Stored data
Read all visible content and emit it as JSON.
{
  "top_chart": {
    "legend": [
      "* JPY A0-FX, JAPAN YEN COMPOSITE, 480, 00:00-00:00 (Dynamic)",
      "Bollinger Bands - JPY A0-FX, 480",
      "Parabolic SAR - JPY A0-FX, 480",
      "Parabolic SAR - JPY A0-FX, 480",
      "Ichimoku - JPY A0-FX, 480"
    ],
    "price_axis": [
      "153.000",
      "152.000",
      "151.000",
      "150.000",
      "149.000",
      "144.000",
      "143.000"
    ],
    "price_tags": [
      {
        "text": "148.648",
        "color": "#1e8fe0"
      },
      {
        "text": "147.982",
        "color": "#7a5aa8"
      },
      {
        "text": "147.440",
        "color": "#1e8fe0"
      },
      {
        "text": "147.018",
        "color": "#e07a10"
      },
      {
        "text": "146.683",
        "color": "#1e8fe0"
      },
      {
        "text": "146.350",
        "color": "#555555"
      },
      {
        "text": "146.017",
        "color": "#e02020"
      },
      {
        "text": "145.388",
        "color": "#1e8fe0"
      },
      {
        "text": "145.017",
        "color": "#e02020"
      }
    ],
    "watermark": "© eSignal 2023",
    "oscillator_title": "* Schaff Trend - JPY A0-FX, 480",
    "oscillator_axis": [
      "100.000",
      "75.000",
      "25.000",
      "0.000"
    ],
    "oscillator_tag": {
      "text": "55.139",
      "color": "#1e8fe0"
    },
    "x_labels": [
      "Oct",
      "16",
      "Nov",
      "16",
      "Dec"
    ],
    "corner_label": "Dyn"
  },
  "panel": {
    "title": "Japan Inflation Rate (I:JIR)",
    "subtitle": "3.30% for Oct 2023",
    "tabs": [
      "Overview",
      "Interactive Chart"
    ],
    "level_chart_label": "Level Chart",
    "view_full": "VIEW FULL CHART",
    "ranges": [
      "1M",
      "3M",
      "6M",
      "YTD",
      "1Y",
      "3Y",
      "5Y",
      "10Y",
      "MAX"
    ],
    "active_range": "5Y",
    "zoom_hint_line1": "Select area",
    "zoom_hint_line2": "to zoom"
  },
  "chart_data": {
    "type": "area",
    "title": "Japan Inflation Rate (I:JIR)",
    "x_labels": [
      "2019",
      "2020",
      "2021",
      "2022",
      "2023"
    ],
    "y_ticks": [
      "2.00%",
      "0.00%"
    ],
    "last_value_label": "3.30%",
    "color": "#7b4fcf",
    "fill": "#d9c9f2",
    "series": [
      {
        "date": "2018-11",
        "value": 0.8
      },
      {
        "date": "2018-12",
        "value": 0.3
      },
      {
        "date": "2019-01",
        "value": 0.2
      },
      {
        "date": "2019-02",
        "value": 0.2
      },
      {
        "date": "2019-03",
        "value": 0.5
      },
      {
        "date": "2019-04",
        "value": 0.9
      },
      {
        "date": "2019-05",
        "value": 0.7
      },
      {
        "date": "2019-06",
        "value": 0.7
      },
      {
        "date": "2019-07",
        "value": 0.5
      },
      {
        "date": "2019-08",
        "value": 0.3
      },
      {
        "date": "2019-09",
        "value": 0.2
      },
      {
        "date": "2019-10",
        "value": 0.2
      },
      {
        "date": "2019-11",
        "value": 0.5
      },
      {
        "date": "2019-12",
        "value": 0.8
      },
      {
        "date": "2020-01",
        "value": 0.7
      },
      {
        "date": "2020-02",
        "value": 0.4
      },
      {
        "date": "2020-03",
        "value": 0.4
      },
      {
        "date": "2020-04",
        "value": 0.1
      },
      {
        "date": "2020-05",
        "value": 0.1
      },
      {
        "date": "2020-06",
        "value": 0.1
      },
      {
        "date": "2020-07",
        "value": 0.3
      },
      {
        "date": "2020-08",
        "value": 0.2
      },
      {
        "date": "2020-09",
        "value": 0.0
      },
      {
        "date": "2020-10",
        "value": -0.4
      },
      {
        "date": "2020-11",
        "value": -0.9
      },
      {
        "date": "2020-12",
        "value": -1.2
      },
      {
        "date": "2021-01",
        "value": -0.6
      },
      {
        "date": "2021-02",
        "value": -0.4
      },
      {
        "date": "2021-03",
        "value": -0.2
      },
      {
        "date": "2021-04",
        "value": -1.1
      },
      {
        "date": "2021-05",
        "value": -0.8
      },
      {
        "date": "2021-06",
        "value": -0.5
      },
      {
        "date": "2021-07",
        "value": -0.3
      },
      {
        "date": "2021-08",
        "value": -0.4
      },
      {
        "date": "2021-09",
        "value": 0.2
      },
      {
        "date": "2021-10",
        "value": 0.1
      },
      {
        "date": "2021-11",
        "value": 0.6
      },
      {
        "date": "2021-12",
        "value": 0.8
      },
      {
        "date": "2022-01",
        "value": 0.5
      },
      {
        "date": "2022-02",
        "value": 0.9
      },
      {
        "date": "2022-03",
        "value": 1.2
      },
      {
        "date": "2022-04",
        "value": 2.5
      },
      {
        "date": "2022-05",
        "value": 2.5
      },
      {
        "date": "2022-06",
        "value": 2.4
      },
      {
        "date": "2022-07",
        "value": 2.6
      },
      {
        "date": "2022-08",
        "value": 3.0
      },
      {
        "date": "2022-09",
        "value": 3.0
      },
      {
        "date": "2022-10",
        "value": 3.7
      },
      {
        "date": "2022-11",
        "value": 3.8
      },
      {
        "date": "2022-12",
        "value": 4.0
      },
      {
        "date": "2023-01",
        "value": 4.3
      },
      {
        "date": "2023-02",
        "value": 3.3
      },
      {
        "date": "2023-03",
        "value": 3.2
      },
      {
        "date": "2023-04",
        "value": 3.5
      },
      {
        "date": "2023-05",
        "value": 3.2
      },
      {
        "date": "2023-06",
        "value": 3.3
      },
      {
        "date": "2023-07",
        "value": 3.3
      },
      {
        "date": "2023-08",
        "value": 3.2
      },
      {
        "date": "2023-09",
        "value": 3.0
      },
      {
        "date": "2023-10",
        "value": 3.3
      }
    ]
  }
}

→ **WHAT THIS TASK INVOLVES**
Quote each line of the listing above exactly.

→ **PROBLEM SOLUTION**
Read all visible content and emit it as JSON.
{
  "top_chart": {
    "legend": [
      "* JPY A0-FX, JAPAN YEN COMPOSITE, 480, 00:00-00:00 (Dynamic)",
      "Bollinger Bands - JPY A0-FX, 480",
      "Parabolic SAR - JPY A0-FX, 480",
      "Parabolic SAR - JPY A0-FX, 480",
      "Ichimoku - JPY A0-FX, 480"
    ],
    "price_axis": [
      "153.000",
      "152.000",
      "151.000",
      "150.000",
      "149.000",
      "144.000",
      "143.000"
    ],
    "price_tags": [
      {
        "text": "148.648",
        "color": "#1e8fe0"
      },
      {
        "text": "147.982",
        "color": "#7a5aa8"
      },
      {
        "text": "147.440",
        "color": "#1e8fe0"
      },
      {
        "text": "147.018",
        "color": "#e07a10"
      },
      {
        "text": "146.683",
        "color": "#1e8fe0"
      },
      {
        "text": "146.350",
        "color": "#555555"
      },
      {
        "text": "146.017",
        "color": "#e02020"
      },
      {
        "text": "145.388",
        "color": "#1e8fe0"
      },
      {
        "text": "145.017",
        "color": "#e02020"
      }
    ],
    "watermark": "© eSignal 2023",
    "oscillator_title": "* Schaff Trend - JPY A0-FX, 480",
    "oscillator_axis": [
      "100.000",
      "75.000",
      "25.000",
      "0.000"
    ],
    "oscillator_tag": {
      "text": "55.139",
      "color": "#1e8fe0"
    },
    "x_labels": [
      "Oct",
      "16",
      "Nov",
      "16",
      "Dec"
    ],
    "corner_label": "Dyn"
  },
  "panel": {
    "title": "Japan Inflation Rate (I:JIR)",
    "subtitle": "3.30% for Oct 2023",
    "tabs": [
      "Overview",
      "Interactive Chart"
    ],
    "level_chart_label": "Level Chart",
    "view_full": "VIEW FULL CHART",
    "ranges": [
      "1M",
      "3M",
      "6M",
      "YTD",
      "1Y",
      "3Y",
      "5Y",
      "10Y",
      "MAX"
    ],
    "active_range": "5Y",
    "zoom_hint_line1": "Select area",
    "zoom_hint_line2": "to zoom"
  },
  "chart_data": {
    "type": "area",
    "title": "Japan Inflation Rate (I:JIR)",
    "x_labels": [
      "2019",
      "2020",
      "2021",
      "2022",
      "2023"
    ],
    "y_ticks": [
      "2.00%",
      "0.00%"
    ],
    "last_value_label": "3.30%",
    "color": "#7b4fcf",
    "fill": "#d9c9f2",
    "series": [
      {
        "date": "2018-11",
        "value": 0.8
      },
      {
        "date": "2018-12",
        "value": 0.3
      },
      {
        "date": "2019-01",
        "value": 0.2
      },
      {
        "date": "2019-02",
        "value": 0.2
      },
      {
        "date": "2019-03",
        "value": 0.5
      },
      {
        "date": "2019-04",
        "value": 0.9
      },
      {
        "date": "2019-05",
        "value": 0.7
      },
      {
        "date": "2019-06",
        "value": 0.7
      },
      {
        "date": "2019-07",
        "value": 0.5
      },
      {
        "date": "2019-08",
        "value": 0.3
      },
      {
        "date": "2019-09",
        "value": 0.2
      },
      {
        "date": "2019-10",
        "value": 0.2
      },
      {
        "date": "2019-11",
        "value": 0.5
      },
      {
        "date": "2019-12",
        "value": 0.8
      },
      {
        "date": "2020-01",
        "value": 0.7
      },
      {
        "date": "2020-02",
        "value": 0.4
      },
      {
        "date": "2020-03",
        "value": 0.4
      },
      {
        "date": "2020-04",
        "value": 0.1
      },
      {
        "date": "2020-05",
        "value": 0.1
      },
      {
        "date": "2020-06",
        "value": 0.1
      },
      {
        "date": "2020-07",
        "value": 0.3
      },
      {
        "date": "2020-08",
        "value": 0.2
      },
      {
        "date": "2020-09",
        "value": 0.0
      },
      {
        "date": "2020-10",
        "value": -0.4
      },
      {
        "date": "2020-11",
        "value": -0.9
      },
      {
        "date": "2020-12",
        "value": -1.2
      },
      {
        "date": "2021-01",
        "value": -0.6
      },
      {
        "date": "2021-02",
        "value": -0.4
      },
      {
        "date": "2021-03",
        "value": -0.2
      },
      {
        "date": "2021-04",
        "value": -1.1
      },
      {
        "date": "2021-05",
        "value": -0.8
      },
      {
        "date": "2021-06",
        "value": -0.5
      },
      {
        "date": "2021-07",
        "value": -0.3
      },
      {
        "date": "2021-08",
        "value": -0.4
      },
      {
        "date": "2021-09",
        "value": 0.2
      },
      {
        "date": "2021-10",
        "value": 0.1
      },
      {
        "date": "2021-11",
        "value": 0.6
      },
      {
        "date": "2021-12",
        "value": 0.8
      },
      {
        "date": "2022-01",
        "value": 0.5
      },
      {
        "date": "2022-02",
        "value": 0.9
      },
      {
        "date": "2022-03",
        "value": 1.2
      },
      {
        "date": "2022-04",
        "value": 2.5
      },
      {
        "date": "2022-05",
        "value": 2.5
      },
      {
        "date": "2022-06",
        "value": 2.4
      },
      {
        "date": "2022-07",
        "value": 2.6
      },
      {
        "date": "2022-08",
        "value": 3.0
      },
      {
        "date": "2022-09",
        "value": 3.0
      },
      {
        "date": "2022-10",
        "value": 3.7
      },
      {
        "date": "2022-11",
        "value": 3.8
      },
      {
        "date": "2022-12",
        "value": 4.0
      },
      {
        "date": "2023-01",
        "value": 4.3
      },
      {
        "date": "2023-02",
        "value": 3.3
      },
      {
        "date": "2023-03",
        "value": 3.2
      },
      {
        "date": "2023-04",
        "value": 3.5
      },
      {
        "date": "2023-05",
        "value": 3.2
      },
      {
        "date": "2023-06",
        "value": 3.3
      },
      {
        "date": "2023-07",
        "value": 3.3
      },
      {
        "date": "2023-08",
        "value": 3.2
      },
      {
        "date": "2023-09",
        "value": 3.0
      },
      {
        "date": "2023-10",
        "value": 3.3
      }
    ]
  }
}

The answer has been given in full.